**Collected data entries**
◇ ◇ ◇ ◇ ◇
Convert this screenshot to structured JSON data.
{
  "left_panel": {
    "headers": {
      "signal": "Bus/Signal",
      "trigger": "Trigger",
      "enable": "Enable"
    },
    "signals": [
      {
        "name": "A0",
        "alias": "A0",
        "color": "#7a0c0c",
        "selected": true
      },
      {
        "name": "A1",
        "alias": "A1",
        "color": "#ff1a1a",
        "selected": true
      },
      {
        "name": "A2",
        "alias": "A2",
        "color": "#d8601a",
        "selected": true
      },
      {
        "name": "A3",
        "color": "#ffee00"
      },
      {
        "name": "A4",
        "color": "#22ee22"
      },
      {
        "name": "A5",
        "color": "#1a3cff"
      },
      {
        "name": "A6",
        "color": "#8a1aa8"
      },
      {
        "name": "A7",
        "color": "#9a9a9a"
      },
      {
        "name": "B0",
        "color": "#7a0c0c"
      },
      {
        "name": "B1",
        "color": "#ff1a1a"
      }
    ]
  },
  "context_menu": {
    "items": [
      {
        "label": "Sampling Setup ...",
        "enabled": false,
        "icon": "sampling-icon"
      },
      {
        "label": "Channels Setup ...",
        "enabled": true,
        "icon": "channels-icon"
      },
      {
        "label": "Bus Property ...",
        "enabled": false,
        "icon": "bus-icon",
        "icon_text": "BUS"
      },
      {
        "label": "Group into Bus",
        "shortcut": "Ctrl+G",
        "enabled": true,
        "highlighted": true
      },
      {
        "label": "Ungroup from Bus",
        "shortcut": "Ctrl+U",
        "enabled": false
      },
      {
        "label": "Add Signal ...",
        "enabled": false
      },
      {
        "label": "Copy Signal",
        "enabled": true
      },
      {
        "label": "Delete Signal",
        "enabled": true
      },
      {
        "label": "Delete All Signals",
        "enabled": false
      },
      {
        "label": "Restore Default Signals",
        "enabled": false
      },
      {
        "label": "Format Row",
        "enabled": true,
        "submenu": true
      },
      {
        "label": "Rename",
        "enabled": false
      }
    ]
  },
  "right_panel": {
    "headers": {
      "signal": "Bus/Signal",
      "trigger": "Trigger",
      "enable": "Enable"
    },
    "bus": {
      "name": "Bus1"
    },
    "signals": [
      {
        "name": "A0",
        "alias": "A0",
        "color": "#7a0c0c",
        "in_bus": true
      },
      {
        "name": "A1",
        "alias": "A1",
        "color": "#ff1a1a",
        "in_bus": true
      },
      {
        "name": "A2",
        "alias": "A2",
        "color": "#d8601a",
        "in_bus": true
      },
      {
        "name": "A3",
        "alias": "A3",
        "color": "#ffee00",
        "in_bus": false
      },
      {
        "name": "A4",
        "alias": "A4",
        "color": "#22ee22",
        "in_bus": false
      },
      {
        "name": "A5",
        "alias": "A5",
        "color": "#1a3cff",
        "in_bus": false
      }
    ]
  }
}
◇ ◇ ◇ ◇ ◇
**The task**
Copy the records above exactly.

**Written response**
Convert this screenshot to structured JSON data.
{
  "left_panel": {
    "headers": {
      "signal": "Bus/Signal",
      "trigger": "Trigger",
      "enable": "Enable"
    },
    "signals": [
      {
        "name": "A0",
        "alias": "A0",
        "color": "#7a0c0c",
        "selected": true
      },
      {
        "name": "A1",
        "alias": "A1",
        "color": "#ff1a1a",
        "selected": true
      },
      {
        "name": "A2",
        "alias": "A2",
        "color": "#d8601a",
        "selected": true
      },
      {
        "name": "A3",
        "color": "#ffee00"
      },
      {
        "name": "A4",
        "color": "#22ee22"
      },
      {
        "name": "A5",
        "color": "#1a3cff"
      },
      {
        "name": "A6",
        "color": "#8a1aa8"
      },
      {
        "name": "A7",
        "color": "#9a9a9a"
      },
      {
        "name": "B0",
        "color": "#7a0c0c"
      },
      {
        "name": "B1",
        "color": "#ff1a1a"
      }
    ]
  },
  "context_menu": {
    "items": [
      {
        "label": "Sampling Setup ...",
        "enabled": false,
        "icon": "sampling-icon"
      },
      {
        "label": "Channels Setup ...",
        "enabled": true,
        "icon": "channels-icon"
      },
      {
        "label": "Bus Property ...",
        "enabled": false,
        "icon": "bus-icon",
        "icon_text": "BUS"
      },
      {
        "label": "Group into Bus",
        "shortcut": "Ctrl+G",
        "enabled": true,
        "highlighted": true
      },
      {
        "label": "Ungroup from Bus",
        "shortcut": "Ctrl+U",
        "enabled": false
      },
      {
        "label": "Add Signal ...",
        "enabled": false
      },
      {
        "label": "Copy Signal",
        "enabled": true
      },
      {
        "label": "Delete Signal",
        "enabled": true
      },
      {
        "label": "Delete All Signals",
        "enabled": false
      },
      {
        "label": "Restore Default Signals",
        "enabled": false
      },
      {
        "label": "Format Row",
        "enabled": true,
        "submenu": true
      },
      {
        "label": "Rename",
        "enabled": false
      }
    ]
  },
  "right_panel": {
    "headers": {
      "signal": "Bus/Signal",
      "trigger": "Trigger",
      "enable": "Enable"
    },
    "bus": {
      "name": "Bus1"
    },
    "signals": [
      {
        "name": "A0",
        "alias": "A0",
        "color": "#7a0c0c",
        "in_bus": true
      },
      {
        "name": "A1",
        "alias": "A1",
        "color": "#ff1a1a",
        "in_bus": true
      },
      {
        "name": "A2",
        "alias": "A2",
        "color": "#d8601a",
        "in_bus": true
      },
      {
        "name": "A3",
        "alias": "A3",
        "color": "#ffee00",
        "in_bus": false
      },
      {
        "name": "A4",
        "alias": "A4",
        "color": "#22ee22",
        "in_bus": false
      },
      {
        "name": "A5",
        "alias": "A5",
        "color": "#1a3cff",
        "in_bus": false
      }
    ]
  }
}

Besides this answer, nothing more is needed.